• [Prompt] Wherever the word "name" appears in a line, copy that line.

### Available data ###

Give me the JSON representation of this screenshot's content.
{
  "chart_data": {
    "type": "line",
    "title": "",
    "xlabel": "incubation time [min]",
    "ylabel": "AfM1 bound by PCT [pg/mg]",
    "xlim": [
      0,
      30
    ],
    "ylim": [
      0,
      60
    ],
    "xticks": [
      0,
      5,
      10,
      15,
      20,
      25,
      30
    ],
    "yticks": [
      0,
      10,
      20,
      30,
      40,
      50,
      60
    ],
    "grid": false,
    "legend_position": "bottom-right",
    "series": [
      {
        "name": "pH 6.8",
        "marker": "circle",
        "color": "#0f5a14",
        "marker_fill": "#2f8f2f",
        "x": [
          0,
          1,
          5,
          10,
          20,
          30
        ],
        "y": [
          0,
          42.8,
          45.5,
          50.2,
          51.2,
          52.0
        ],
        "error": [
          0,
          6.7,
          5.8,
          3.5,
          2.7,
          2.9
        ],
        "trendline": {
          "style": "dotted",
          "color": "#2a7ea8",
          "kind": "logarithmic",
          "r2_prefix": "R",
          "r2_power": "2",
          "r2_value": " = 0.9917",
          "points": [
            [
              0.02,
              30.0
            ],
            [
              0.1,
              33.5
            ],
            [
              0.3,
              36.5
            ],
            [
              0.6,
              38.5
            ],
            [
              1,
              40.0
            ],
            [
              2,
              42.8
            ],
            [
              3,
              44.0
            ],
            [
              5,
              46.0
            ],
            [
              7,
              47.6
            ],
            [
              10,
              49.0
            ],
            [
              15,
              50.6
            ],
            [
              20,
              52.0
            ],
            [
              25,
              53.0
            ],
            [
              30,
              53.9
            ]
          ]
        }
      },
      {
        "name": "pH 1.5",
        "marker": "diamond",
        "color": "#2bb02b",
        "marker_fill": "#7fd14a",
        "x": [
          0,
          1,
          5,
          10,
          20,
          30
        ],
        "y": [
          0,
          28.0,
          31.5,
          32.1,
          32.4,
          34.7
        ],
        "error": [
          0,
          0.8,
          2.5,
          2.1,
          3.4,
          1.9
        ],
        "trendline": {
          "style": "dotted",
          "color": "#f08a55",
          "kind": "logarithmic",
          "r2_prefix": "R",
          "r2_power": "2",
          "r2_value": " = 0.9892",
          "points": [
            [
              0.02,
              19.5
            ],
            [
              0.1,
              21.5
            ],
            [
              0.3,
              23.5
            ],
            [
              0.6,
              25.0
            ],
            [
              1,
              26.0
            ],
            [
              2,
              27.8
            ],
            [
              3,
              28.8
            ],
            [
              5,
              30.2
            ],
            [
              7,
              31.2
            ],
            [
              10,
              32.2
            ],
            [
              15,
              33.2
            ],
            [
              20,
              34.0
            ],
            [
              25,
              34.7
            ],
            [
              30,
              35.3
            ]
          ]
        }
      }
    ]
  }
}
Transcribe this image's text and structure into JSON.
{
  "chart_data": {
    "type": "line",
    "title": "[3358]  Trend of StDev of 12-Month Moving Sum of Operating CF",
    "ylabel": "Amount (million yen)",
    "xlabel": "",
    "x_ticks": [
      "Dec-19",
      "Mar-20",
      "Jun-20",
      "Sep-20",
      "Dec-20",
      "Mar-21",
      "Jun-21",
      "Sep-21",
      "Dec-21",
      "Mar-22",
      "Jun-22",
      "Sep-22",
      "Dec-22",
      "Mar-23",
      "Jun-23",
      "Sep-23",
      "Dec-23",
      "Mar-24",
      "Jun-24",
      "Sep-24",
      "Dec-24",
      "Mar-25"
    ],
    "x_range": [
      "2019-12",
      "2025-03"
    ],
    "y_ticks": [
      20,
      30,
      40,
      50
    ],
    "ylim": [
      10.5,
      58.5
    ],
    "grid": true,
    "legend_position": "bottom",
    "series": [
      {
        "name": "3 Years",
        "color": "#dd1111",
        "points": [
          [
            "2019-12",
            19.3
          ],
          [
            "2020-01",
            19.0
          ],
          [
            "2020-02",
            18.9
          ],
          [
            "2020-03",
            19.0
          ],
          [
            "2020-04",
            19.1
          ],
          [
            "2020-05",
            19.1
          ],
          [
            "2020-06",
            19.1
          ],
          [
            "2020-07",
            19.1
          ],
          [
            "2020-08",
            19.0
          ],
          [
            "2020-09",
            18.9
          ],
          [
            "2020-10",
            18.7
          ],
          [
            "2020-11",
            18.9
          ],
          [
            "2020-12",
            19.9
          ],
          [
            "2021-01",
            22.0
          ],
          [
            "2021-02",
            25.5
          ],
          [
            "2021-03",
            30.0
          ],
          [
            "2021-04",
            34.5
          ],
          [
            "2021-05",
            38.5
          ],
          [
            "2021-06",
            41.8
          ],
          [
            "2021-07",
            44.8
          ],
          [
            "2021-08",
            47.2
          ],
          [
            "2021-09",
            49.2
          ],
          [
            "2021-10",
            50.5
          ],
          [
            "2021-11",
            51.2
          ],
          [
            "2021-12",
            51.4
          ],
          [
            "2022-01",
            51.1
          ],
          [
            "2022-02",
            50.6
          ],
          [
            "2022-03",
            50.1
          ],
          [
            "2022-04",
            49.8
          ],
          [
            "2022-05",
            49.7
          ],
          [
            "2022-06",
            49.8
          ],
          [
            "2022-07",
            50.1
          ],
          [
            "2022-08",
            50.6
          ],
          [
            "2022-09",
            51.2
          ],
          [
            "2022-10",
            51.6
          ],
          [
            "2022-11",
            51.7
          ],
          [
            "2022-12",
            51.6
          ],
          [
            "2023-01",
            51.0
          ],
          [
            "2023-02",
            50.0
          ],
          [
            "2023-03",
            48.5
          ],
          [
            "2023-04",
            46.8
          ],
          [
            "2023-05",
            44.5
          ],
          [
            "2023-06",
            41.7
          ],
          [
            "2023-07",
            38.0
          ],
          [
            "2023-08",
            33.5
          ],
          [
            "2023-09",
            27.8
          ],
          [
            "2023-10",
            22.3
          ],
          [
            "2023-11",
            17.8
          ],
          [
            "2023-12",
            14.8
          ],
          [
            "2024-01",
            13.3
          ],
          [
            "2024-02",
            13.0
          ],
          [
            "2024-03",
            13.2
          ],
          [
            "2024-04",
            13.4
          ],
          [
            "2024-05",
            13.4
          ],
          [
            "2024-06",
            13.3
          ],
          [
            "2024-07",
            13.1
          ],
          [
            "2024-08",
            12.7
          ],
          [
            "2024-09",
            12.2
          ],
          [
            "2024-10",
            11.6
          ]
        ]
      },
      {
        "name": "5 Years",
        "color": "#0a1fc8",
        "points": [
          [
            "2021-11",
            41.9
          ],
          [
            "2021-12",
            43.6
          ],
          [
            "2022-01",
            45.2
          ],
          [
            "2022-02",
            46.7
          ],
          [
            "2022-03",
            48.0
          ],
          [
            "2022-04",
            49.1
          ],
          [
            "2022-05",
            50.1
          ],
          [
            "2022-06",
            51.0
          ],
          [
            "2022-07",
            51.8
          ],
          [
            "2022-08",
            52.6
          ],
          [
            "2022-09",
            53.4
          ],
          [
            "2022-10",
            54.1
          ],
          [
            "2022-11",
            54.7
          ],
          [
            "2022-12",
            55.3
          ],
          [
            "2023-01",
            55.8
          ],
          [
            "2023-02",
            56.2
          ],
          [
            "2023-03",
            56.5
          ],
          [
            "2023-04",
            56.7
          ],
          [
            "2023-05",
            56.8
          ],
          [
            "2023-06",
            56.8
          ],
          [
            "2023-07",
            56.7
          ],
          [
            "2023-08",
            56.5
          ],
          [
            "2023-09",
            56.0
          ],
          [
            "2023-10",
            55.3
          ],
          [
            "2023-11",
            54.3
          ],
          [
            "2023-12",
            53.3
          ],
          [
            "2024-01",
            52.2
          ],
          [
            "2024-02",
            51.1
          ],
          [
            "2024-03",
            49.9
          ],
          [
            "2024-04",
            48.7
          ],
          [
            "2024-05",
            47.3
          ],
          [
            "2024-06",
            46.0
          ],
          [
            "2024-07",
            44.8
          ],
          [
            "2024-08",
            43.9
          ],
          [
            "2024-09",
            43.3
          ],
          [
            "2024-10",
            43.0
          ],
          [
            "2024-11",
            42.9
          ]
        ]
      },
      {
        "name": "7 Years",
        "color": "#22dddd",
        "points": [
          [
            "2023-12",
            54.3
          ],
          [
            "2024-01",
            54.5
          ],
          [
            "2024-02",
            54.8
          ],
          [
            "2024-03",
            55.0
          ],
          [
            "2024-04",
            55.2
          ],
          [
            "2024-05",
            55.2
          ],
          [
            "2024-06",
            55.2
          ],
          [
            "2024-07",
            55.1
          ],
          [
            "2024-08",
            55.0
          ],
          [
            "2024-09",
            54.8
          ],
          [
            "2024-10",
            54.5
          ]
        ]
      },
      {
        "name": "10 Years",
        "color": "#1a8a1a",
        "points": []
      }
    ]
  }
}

###

• [Exercise answer]
        "name": "pH 6.8",
        "name": "pH 1.5",
        "name": "3 Years",
        "name": "5 Years",
        "name": "7 Years",
        "name": "10 Years",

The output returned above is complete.